#### Supplied data

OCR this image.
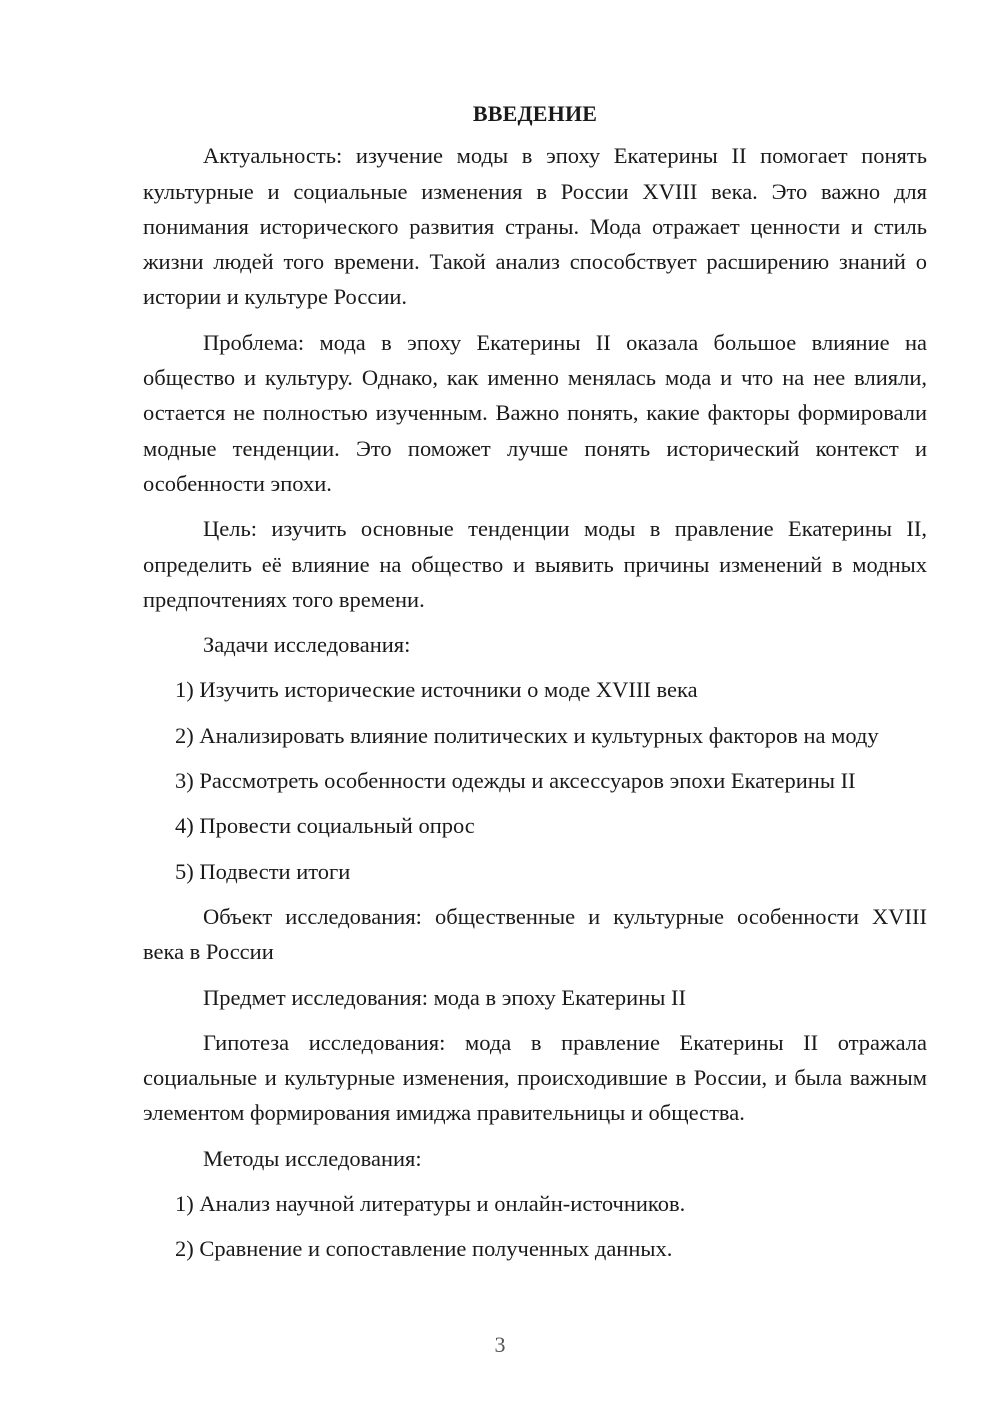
ВВЕДЕНИЕ

Актуальность: изучение моды в эпоху Екатерины II помогает понять культурные и социальные изменения в России XVIII века. Это важно для понимания исторического развития страны. Мода отражает ценности и стиль жизни людей того времени. Такой анализ способствует расширению знаний о истории и культуре России.

Проблема: мода в эпоху Екатерины II оказала большое влияние на общество и культуру. Однако, как именно менялась мода и что на нее влияли, остается не полностью изученным. Важно понять, какие факторы формировали модные тенденции. Это поможет лучше понять исторический контекст и особенности эпохи.

Цель: изучить основные тенденции моды в правление Екатерины II, определить её влияние на общество и выявить причины изменений в модных предпочтениях того времени.

Задачи исследования:

1) Изучить исторические источники о моде XVIII века

2) Анализировать влияние политических и культурных факторов на моду

3) Рассмотреть особенности одежды и аксессуаров эпохи Екатерины II

4) Провести социальный опрос

5) Подвести итоги

Объект исследования: общественные и культурные особенности XVIII века в России

Предмет исследования: мода в эпоху Екатерины II

Гипотеза исследования: мода в правление Екатерины II отражала социальные и культурные изменения, происходившие в России, и была важным элементом формирования имиджа правительницы и общества.

Методы исследования:

1) Анализ научной литературы и онлайн-источников.

2) Сравнение и сопоставление полученных данных.

3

########

§ What the task requires: Working from the lines above, reproduce the material exactly and exclude its pictures.

§ Exercise output:
OCR this image.
ВВЕДЕНИЕ

Актуальность: изучение моды в эпоху Екатерины II помогает понять культурные и социальные изменения в России XVIII века. Это важно для понимания исторического развития страны. Мода отражает ценности и стиль жизни людей того времени. Такой анализ способствует расширению знаний о истории и культуре России.

Проблема: мода в эпоху Екатерины II оказала большое влияние на общество и культуру. Однако, как именно менялась мода и что на нее влияли, остается не полностью изученным. Важно понять, какие факторы формировали модные тенденции. Это поможет лучше понять исторический контекст и особенности эпохи.

Цель: изучить основные тенденции моды в правление Екатерины II, определить её влияние на общество и выявить причины изменений в модных предпочтениях того времени.

Задачи исследования:

1) Изучить исторические источники о моде XVIII века

2) Анализировать влияние политических и культурных факторов на моду

3) Рассмотреть особенности одежды и аксессуаров эпохи Екатерины II

4) Провести социальный опрос

5) Подвести итоги

Объект исследования: общественные и культурные особенности XVIII века в России

Предмет исследования: мода в эпоху Екатерины II

Гипотеза исследования: мода в правление Екатерины II отражала социальные и культурные изменения, происходившие в России, и была важным элементом формирования имиджа правительницы и общества.

Методы исследования:

1) Анализ научной литературы и онлайн-источников.

2) Сравнение и сопоставление полученных данных.

3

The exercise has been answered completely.